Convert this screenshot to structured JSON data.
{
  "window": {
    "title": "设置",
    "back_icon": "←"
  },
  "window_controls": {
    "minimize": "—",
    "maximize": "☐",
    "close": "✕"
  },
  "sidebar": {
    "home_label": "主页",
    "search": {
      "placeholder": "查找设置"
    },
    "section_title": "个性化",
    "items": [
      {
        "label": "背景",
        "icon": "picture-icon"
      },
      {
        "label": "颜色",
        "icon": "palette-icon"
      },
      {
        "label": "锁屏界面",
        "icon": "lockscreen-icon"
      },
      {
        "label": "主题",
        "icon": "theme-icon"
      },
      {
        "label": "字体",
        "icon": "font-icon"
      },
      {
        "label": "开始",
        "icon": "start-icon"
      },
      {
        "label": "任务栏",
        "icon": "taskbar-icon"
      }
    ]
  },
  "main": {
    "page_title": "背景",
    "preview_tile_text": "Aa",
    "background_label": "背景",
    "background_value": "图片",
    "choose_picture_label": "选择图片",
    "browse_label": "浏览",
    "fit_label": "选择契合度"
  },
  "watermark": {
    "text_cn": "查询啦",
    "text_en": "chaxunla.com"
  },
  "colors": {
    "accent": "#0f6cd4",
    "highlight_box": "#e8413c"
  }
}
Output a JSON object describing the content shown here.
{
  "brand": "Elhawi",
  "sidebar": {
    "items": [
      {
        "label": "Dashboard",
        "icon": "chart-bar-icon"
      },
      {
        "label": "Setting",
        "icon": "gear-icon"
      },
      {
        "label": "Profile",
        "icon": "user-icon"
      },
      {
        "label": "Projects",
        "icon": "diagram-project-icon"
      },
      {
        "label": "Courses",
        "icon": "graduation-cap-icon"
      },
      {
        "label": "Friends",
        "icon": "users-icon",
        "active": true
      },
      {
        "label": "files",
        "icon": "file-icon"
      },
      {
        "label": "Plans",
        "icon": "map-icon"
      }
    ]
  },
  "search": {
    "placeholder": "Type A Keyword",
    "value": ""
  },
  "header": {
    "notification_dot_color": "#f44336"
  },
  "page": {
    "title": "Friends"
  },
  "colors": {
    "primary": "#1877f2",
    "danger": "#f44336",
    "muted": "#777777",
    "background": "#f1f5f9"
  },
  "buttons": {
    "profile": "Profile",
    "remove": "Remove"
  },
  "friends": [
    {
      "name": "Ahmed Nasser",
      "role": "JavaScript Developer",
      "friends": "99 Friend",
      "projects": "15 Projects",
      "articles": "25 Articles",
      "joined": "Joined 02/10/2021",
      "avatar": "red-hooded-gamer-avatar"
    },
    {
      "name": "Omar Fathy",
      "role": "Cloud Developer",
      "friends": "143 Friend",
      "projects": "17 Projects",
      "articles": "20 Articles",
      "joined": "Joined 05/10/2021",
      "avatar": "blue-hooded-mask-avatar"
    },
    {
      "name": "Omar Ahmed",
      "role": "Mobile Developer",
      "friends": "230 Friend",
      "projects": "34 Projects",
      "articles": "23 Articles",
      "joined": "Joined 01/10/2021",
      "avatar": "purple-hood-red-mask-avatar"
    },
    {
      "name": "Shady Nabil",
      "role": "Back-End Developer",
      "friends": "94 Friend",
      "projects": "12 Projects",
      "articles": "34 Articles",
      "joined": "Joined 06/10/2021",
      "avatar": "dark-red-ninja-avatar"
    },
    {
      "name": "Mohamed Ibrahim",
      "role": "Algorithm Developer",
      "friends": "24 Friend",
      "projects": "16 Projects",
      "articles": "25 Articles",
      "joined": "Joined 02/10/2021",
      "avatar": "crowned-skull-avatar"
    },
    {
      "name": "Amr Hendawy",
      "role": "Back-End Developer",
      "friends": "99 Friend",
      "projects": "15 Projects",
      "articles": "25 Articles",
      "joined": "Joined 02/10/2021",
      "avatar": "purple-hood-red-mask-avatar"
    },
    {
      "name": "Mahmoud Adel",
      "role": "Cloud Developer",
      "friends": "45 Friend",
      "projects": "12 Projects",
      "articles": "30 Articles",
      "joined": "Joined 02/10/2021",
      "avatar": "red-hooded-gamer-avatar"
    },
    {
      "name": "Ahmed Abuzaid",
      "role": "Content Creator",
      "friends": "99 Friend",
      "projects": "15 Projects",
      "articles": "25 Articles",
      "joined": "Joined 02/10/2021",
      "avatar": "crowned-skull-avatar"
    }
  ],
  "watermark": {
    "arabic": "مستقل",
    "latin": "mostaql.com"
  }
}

* * * *

> _Task goal_
Your task is to output all of the data above word for word.

> _Exercise result_
Convert this screenshot to structured JSON data.
{
  "window": {
    "title": "设置",
    "back_icon": "←"
  },
  "window_controls": {
    "minimize": "—",
    "maximize": "☐",
    "close": "✕"
  },
  "sidebar": {
    "home_label": "主页",
    "search": {
      "placeholder": "查找设置"
    },
    "section_title": "个性化",
    "items": [
      {
        "label": "背景",
        "icon": "picture-icon"
      },
      {
        "label": "颜色",
        "icon": "palette-icon"
      },
      {
        "label": "锁屏界面",
        "icon": "lockscreen-icon"
      },
      {
        "label": "主题",
        "icon": "theme-icon"
      },
      {
        "label": "字体",
        "icon": "font-icon"
      },
      {
        "label": "开始",
        "icon": "start-icon"
      },
      {
        "label": "任务栏",
        "icon": "taskbar-icon"
      }
    ]
  },
  "main": {
    "page_title": "背景",
    "preview_tile_text": "Aa",
    "background_label": "背景",
    "background_value": "图片",
    "choose_picture_label": "选择图片",
    "browse_label": "浏览",
    "fit_label": "选择契合度"
  },
  "watermark": {
    "text_cn": "查询啦",
    "text_en": "chaxunla.com"
  },
  "colors": {
    "accent": "#0f6cd4",
    "highlight_box": "#e8413c"
  }
}
Output a JSON object describing the content shown here.
{
  "brand": "Elhawi",
  "sidebar": {
    "items": [
      {
        "label": "Dashboard",
        "icon": "chart-bar-icon"
      },
      {
        "label": "Setting",
        "icon": "gear-icon"
      },
      {
        "label": "Profile",
        "icon": "user-icon"
      },
      {
        "label": "Projects",
        "icon": "diagram-project-icon"
      },
      {
        "label": "Courses",
        "icon": "graduation-cap-icon"
      },
      {
        "label": "Friends",
        "icon": "users-icon",
        "active": true
      },
      {
        "label": "files",
        "icon": "file-icon"
      },
      {
        "label": "Plans",
        "icon": "map-icon"
      }
    ]
  },
  "search": {
    "placeholder": "Type A Keyword",
    "value": ""
  },
  "header": {
    "notification_dot_color": "#f44336"
  },
  "page": {
    "title": "Friends"
  },
  "colors": {
    "primary": "#1877f2",
    "danger": "#f44336",
    "muted": "#777777",
    "background": "#f1f5f9"
  },
  "buttons": {
    "profile": "Profile",
    "remove": "Remove"
  },
  "friends": [
    {
      "name": "Ahmed Nasser",
      "role": "JavaScript Developer",
      "friends": "99 Friend",
      "projects": "15 Projects",
      "articles": "25 Articles",
      "joined": "Joined 02/10/2021",
      "avatar": "red-hooded-gamer-avatar"
    },
    {
      "name": "Omar Fathy",
      "role": "Cloud Developer",
      "friends": "143 Friend",
      "projects": "17 Projects",
      "articles": "20 Articles",
      "joined": "Joined 05/10/2021",
      "avatar": "blue-hooded-mask-avatar"
    },
    {
      "name": "Omar Ahmed",
      "role": "Mobile Developer",
      "friends": "230 Friend",
      "projects": "34 Projects",
      "articles": "23 Articles",
      "joined": "Joined 01/10/2021",
      "avatar": "purple-hood-red-mask-avatar"
    },
    {
      "name": "Shady Nabil",
      "role": "Back-End Developer",
      "friends": "94 Friend",
      "projects": "12 Projects",
      "articles": "34 Articles",
      "joined": "Joined 06/10/2021",
      "avatar": "dark-red-ninja-avatar"
    },
    {
      "name": "Mohamed Ibrahim",
      "role": "Algorithm Developer",
      "friends": "24 Friend",
      "projects": "16 Projects",
      "articles": "25 Articles",
      "joined": "Joined 02/10/2021",
      "avatar": "crowned-skull-avatar"
    },
    {
      "name": "Amr Hendawy",
      "role": "Back-End Developer",
      "friends": "99 Friend",
      "projects": "15 Projects",
      "articles": "25 Articles",
      "joined": "Joined 02/10/2021",
      "avatar": "purple-hood-red-mask-avatar"
    },
    {
      "name": "Mahmoud Adel",
      "role": "Cloud Developer",
      "friends": "45 Friend",
      "projects": "12 Projects",
      "articles": "30 Articles",
      "joined": "Joined 02/10/2021",
      "avatar": "red-hooded-gamer-avatar"
    },
    {
      "name": "Ahmed Abuzaid",
      "role": "Content Creator",
      "friends": "99 Friend",
      "projects": "15 Projects",
      "articles": "25 Articles",
      "joined": "Joined 02/10/2021",
      "avatar": "crowned-skull-avatar"
    }
  ],
  "watermark": {
    "arabic": "مستقل",
    "latin": "mostaql.com"
  }
}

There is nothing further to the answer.